Using the data below, copy every line that contains the word "百万盎司".

• _Exercise material_
■ ■ ■ ■

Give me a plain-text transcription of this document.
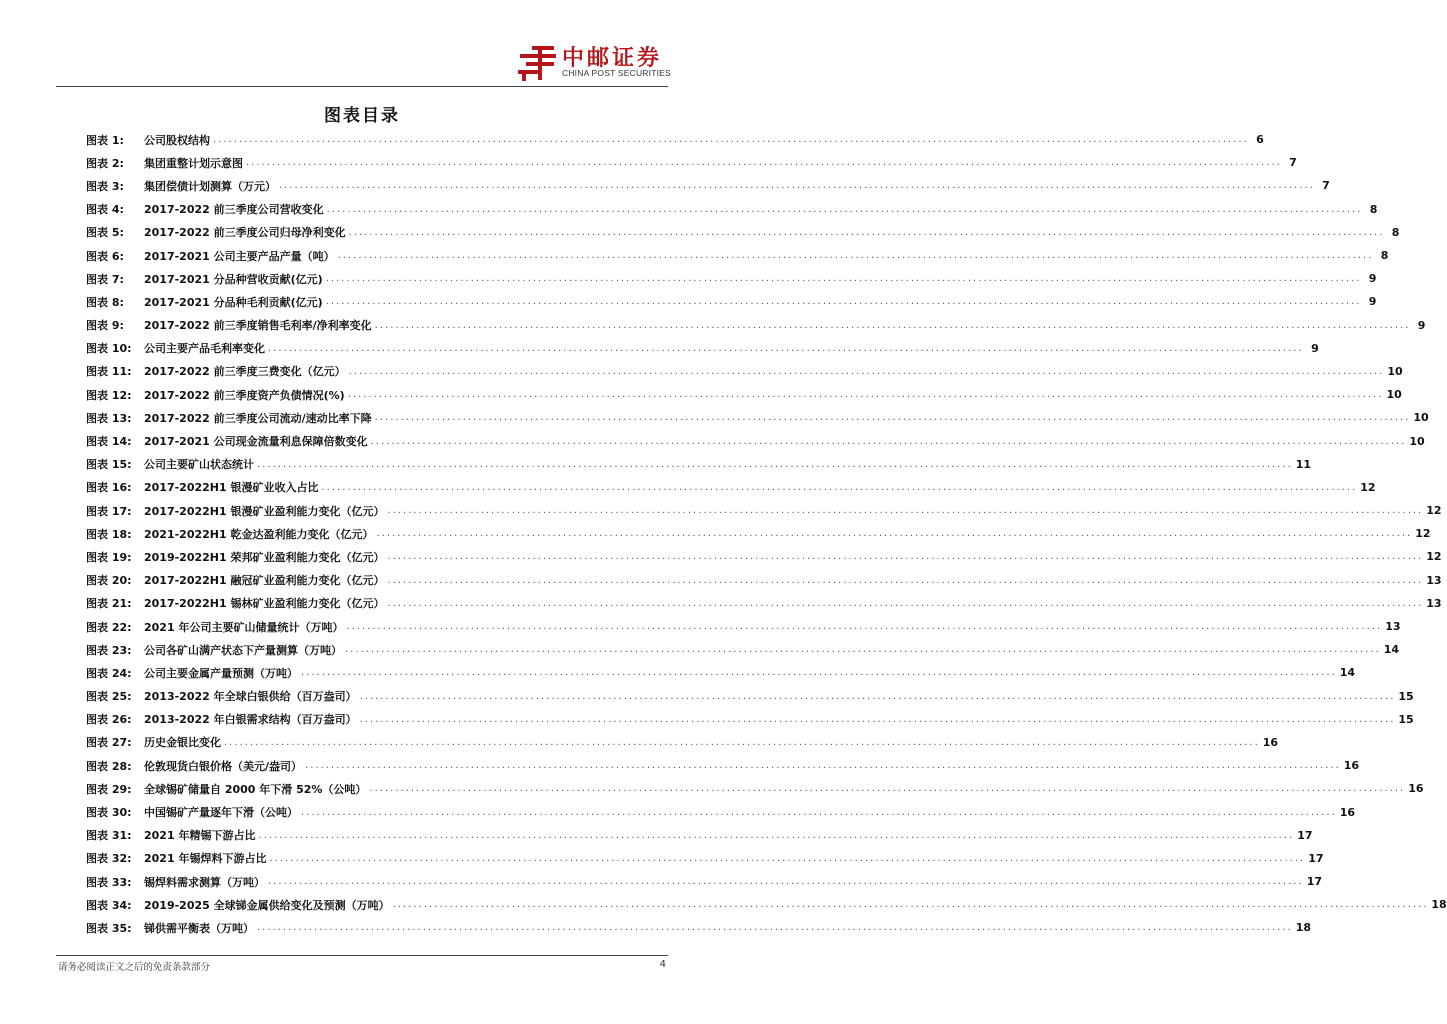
中邮证券
CHINA POST SECURITIES
图表目录
图表 1:	公司股权结构 ........................................................................................................................................................................................................ 6
图表 2:	集团重整计划示意图 ........................................................................................................................................................................................................ 7
图表 3:	集团偿债计划测算（万元） ........................................................................................................................................................................................................ 7
图表 4:	2017-2022 前三季度公司营收变化 ........................................................................................................................................................................................................ 8
图表 5:	2017-2022 前三季度公司归母净利变化 ........................................................................................................................................................................................................ 8
图表 6:	2017-2021 公司主要产品产量（吨） ........................................................................................................................................................................................................ 8
图表 7:	2017-2021 分品种营收贡献(亿元) ........................................................................................................................................................................................................ 9
图表 8:	2017-2021 分品种毛利贡献(亿元) ........................................................................................................................................................................................................ 9
图表 9:	2017-2022 前三季度销售毛利率/净利率变化 ........................................................................................................................................................................................................ 9
图表 10:	公司主要产品毛利率变化 ........................................................................................................................................................................................................ 9
图表 11:	2017-2022 前三季度三费变化（亿元） ........................................................................................................................................................................................................ 10
图表 12:	2017-2022 前三季度资产负债情况(%) ........................................................................................................................................................................................................ 10
图表 13:	2017-2022 前三季度公司流动/速动比率下降 ........................................................................................................................................................................................................ 10
图表 14:	2017-2021 公司现金流量利息保障倍数变化 ........................................................................................................................................................................................................ 10
图表 15:	公司主要矿山状态统计 ........................................................................................................................................................................................................ 11
图表 16:	2017-2022H1 银漫矿业收入占比 ........................................................................................................................................................................................................ 12
图表 17:	2017-2022H1 银漫矿业盈利能力变化（亿元） ........................................................................................................................................................................................................ 12
图表 18:	2021-2022H1 乾金达盈利能力变化（亿元） ........................................................................................................................................................................................................ 12
图表 19:	2019-2022H1 荣邦矿业盈利能力变化（亿元） ........................................................................................................................................................................................................ 12
图表 20:	2017-2022H1 融冠矿业盈利能力变化（亿元） ........................................................................................................................................................................................................ 13
图表 21:	2017-2022H1 锡林矿业盈利能力变化（亿元） ........................................................................................................................................................................................................ 13
图表 22:	2021 年公司主要矿山储量统计（万吨） ........................................................................................................................................................................................................ 13
图表 23:	公司各矿山满产状态下产量测算（万吨） ........................................................................................................................................................................................................ 14
图表 24:	公司主要金属产量预测（万吨） ........................................................................................................................................................................................................ 14
图表 25:	2013-2022 年全球白银供给（百万盎司） ........................................................................................................................................................................................................ 15
图表 26:	2013-2022 年白银需求结构（百万盎司） ........................................................................................................................................................................................................ 15
图表 27:	历史金银比变化 ........................................................................................................................................................................................................ 16
图表 28:	伦敦现货白银价格（美元/盎司） ........................................................................................................................................................................................................ 16
图表 29:	全球锡矿储量自 2000 年下滑 52%（公吨） ........................................................................................................................................................................................................ 16
图表 30:	中国锡矿产量逐年下滑（公吨） ........................................................................................................................................................................................................ 16
图表 31:	2021 年精锡下游占比 ........................................................................................................................................................................................................ 17
图表 32:	2021 年锡焊料下游占比 ........................................................................................................................................................................................................ 17
图表 33:	锡焊料需求测算（万吨） ........................................................................................................................................................................................................ 17
图表 34:	2019-2025 全球锑金属供给变化及预测（万吨） ........................................................................................................................................................................................................ 18
图表 35:	锑供需平衡表（万吨） ........................................................................................................................................................................................................ 18
请务必阅读正文之后的免责条款部分	4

■ ■ ■ ■

• _Task answer_
图表 25:	2013-2022 年全球白银供给（百万盎司） ........................................................................................................................................................................................................ 15
图表 26:	2013-2022 年白银需求结构（百万盎司） ........................................................................................................................................................................................................ 15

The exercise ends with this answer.